Records from a collection
________________________

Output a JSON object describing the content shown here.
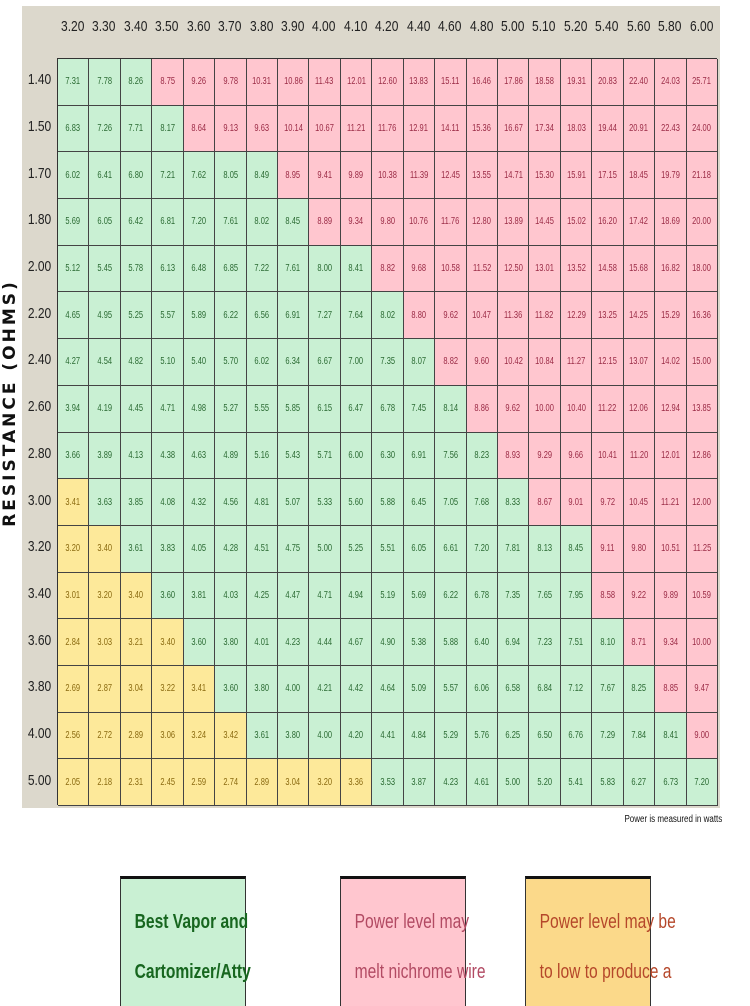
{
  "chart_data": {
    "type": "table",
    "ylabel": "RESISTANCE (OHMS)",
    "note": "Power is measured in watts",
    "columns": [
      "3.20",
      "3.30",
      "3.40",
      "3.50",
      "3.60",
      "3.70",
      "3.80",
      "3.90",
      "4.00",
      "4.10",
      "4.20",
      "4.40",
      "4.60",
      "4.80",
      "5.00",
      "5.10",
      "5.20",
      "5.40",
      "5.60",
      "5.80",
      "6.00"
    ],
    "colors": {
      "G": "#c9f0d3",
      "P": "#ffc6cf",
      "Y": "#fde99a"
    },
    "rows": [
      {
        "label": "1.40",
        "values": [
          "7.31",
          "7.78",
          "8.26",
          "8.75",
          "9.26",
          "9.78",
          "10.31",
          "10.86",
          "11.43",
          "12.01",
          "12.60",
          "13.83",
          "15.11",
          "16.46",
          "17.86",
          "18.58",
          "19.31",
          "20.83",
          "22.40",
          "24.03",
          "25.71"
        ],
        "classes": "GGGPPPPPPPPPPPPPPPPPP"
      },
      {
        "label": "1.50",
        "values": [
          "6.83",
          "7.26",
          "7.71",
          "8.17",
          "8.64",
          "9.13",
          "9.63",
          "10.14",
          "10.67",
          "11.21",
          "11.76",
          "12.91",
          "14.11",
          "15.36",
          "16.67",
          "17.34",
          "18.03",
          "19.44",
          "20.91",
          "22.43",
          "24.00"
        ],
        "classes": "GGGGPPPPPPPPPPPPPPPPP"
      },
      {
        "label": "1.70",
        "values": [
          "6.02",
          "6.41",
          "6.80",
          "7.21",
          "7.62",
          "8.05",
          "8.49",
          "8.95",
          "9.41",
          "9.89",
          "10.38",
          "11.39",
          "12.45",
          "13.55",
          "14.71",
          "15.30",
          "15.91",
          "17.15",
          "18.45",
          "19.79",
          "21.18"
        ],
        "classes": "GGGGGGGPPPPPPPPPPPPPP"
      },
      {
        "label": "1.80",
        "values": [
          "5.69",
          "6.05",
          "6.42",
          "6.81",
          "7.20",
          "7.61",
          "8.02",
          "8.45",
          "8.89",
          "9.34",
          "9.80",
          "10.76",
          "11.76",
          "12.80",
          "13.89",
          "14.45",
          "15.02",
          "16.20",
          "17.42",
          "18.69",
          "20.00"
        ],
        "classes": "GGGGGGGGPPPPPPPPPPPPP"
      },
      {
        "label": "2.00",
        "values": [
          "5.12",
          "5.45",
          "5.78",
          "6.13",
          "6.48",
          "6.85",
          "7.22",
          "7.61",
          "8.00",
          "8.41",
          "8.82",
          "9.68",
          "10.58",
          "11.52",
          "12.50",
          "13.01",
          "13.52",
          "14.58",
          "15.68",
          "16.82",
          "18.00"
        ],
        "classes": "GGGGGGGGGGPPPPPPPPPPP"
      },
      {
        "label": "2.20",
        "values": [
          "4.65",
          "4.95",
          "5.25",
          "5.57",
          "5.89",
          "6.22",
          "6.56",
          "6.91",
          "7.27",
          "7.64",
          "8.02",
          "8.80",
          "9.62",
          "10.47",
          "11.36",
          "11.82",
          "12.29",
          "13.25",
          "14.25",
          "15.29",
          "16.36"
        ],
        "classes": "GGGGGGGGGGGPPPPPPPPPP"
      },
      {
        "label": "2.40",
        "values": [
          "4.27",
          "4.54",
          "4.82",
          "5.10",
          "5.40",
          "5.70",
          "6.02",
          "6.34",
          "6.67",
          "7.00",
          "7.35",
          "8.07",
          "8.82",
          "9.60",
          "10.42",
          "10.84",
          "11.27",
          "12.15",
          "13.07",
          "14.02",
          "15.00"
        ],
        "classes": "GGGGGGGGGGGGPPPPPPPPP"
      },
      {
        "label": "2.60",
        "values": [
          "3.94",
          "4.19",
          "4.45",
          "4.71",
          "4.98",
          "5.27",
          "5.55",
          "5.85",
          "6.15",
          "6.47",
          "6.78",
          "7.45",
          "8.14",
          "8.86",
          "9.62",
          "10.00",
          "10.40",
          "11.22",
          "12.06",
          "12.94",
          "13.85"
        ],
        "classes": "GGGGGGGGGGGGGPPPPPPPP"
      },
      {
        "label": "2.80",
        "values": [
          "3.66",
          "3.89",
          "4.13",
          "4.38",
          "4.63",
          "4.89",
          "5.16",
          "5.43",
          "5.71",
          "6.00",
          "6.30",
          "6.91",
          "7.56",
          "8.23",
          "8.93",
          "9.29",
          "9.66",
          "10.41",
          "11.20",
          "12.01",
          "12.86"
        ],
        "classes": "GGGGGGGGGGGGGGPPPPPPP"
      },
      {
        "label": "3.00",
        "values": [
          "3.41",
          "3.63",
          "3.85",
          "4.08",
          "4.32",
          "4.56",
          "4.81",
          "5.07",
          "5.33",
          "5.60",
          "5.88",
          "6.45",
          "7.05",
          "7.68",
          "8.33",
          "8.67",
          "9.01",
          "9.72",
          "10.45",
          "11.21",
          "12.00"
        ],
        "classes": "YGGGGGGGGGGGGGGPPPPPP"
      },
      {
        "label": "3.20",
        "values": [
          "3.20",
          "3.40",
          "3.61",
          "3.83",
          "4.05",
          "4.28",
          "4.51",
          "4.75",
          "5.00",
          "5.25",
          "5.51",
          "6.05",
          "6.61",
          "7.20",
          "7.81",
          "8.13",
          "8.45",
          "9.11",
          "9.80",
          "10.51",
          "11.25"
        ],
        "classes": "YYGGGGGGGGGGGGGGGPPPP"
      },
      {
        "label": "3.40",
        "values": [
          "3.01",
          "3.20",
          "3.40",
          "3.60",
          "3.81",
          "4.03",
          "4.25",
          "4.47",
          "4.71",
          "4.94",
          "5.19",
          "5.69",
          "6.22",
          "6.78",
          "7.35",
          "7.65",
          "7.95",
          "8.58",
          "9.22",
          "9.89",
          "10.59"
        ],
        "classes": "YYYGGGGGGGGGGGGGGPPPP"
      },
      {
        "label": "3.60",
        "values": [
          "2.84",
          "3.03",
          "3.21",
          "3.40",
          "3.60",
          "3.80",
          "4.01",
          "4.23",
          "4.44",
          "4.67",
          "4.90",
          "5.38",
          "5.88",
          "6.40",
          "6.94",
          "7.23",
          "7.51",
          "8.10",
          "8.71",
          "9.34",
          "10.00"
        ],
        "classes": "YYYYGGGGGGGGGGGGGGPPP"
      },
      {
        "label": "3.80",
        "values": [
          "2.69",
          "2.87",
          "3.04",
          "3.22",
          "3.41",
          "3.60",
          "3.80",
          "4.00",
          "4.21",
          "4.42",
          "4.64",
          "5.09",
          "5.57",
          "6.06",
          "6.58",
          "6.84",
          "7.12",
          "7.67",
          "8.25",
          "8.85",
          "9.47"
        ],
        "classes": "YYYYYGGGGGGGGGGGGGGPP"
      },
      {
        "label": "4.00",
        "values": [
          "2.56",
          "2.72",
          "2.89",
          "3.06",
          "3.24",
          "3.42",
          "3.61",
          "3.80",
          "4.00",
          "4.20",
          "4.41",
          "4.84",
          "5.29",
          "5.76",
          "6.25",
          "6.50",
          "6.76",
          "7.29",
          "7.84",
          "8.41",
          "9.00"
        ],
        "classes": "YYYYYYGGGGGGGGGGGGGGP"
      },
      {
        "label": "5.00",
        "values": [
          "2.05",
          "2.18",
          "2.31",
          "2.45",
          "2.59",
          "2.74",
          "2.89",
          "3.04",
          "3.20",
          "3.36",
          "3.53",
          "3.87",
          "4.23",
          "4.61",
          "5.00",
          "5.20",
          "5.41",
          "5.83",
          "6.27",
          "6.73",
          "7.20"
        ],
        "classes": "YYYYYYYYYYGGGGGGGGGGG"
      }
    ],
    "legend": [
      {
        "key": "G",
        "lines": [
          "Best Vapor and",
          "Cartomizer/Atty"
        ]
      },
      {
        "key": "P",
        "lines": [
          "Power level may",
          "melt nichrome wire"
        ]
      },
      {
        "key": "Y",
        "lines": [
          "Power level may be",
          "to low to produce a"
        ]
      }
    ]
  }
}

________________________

> PROBLEM DETAILS: Consider the entries above and return each line with the string "Power".

> ANSWER IN FULL:
    "note": "Power is measured in watts",
          "Power level may",
          "Power level may be",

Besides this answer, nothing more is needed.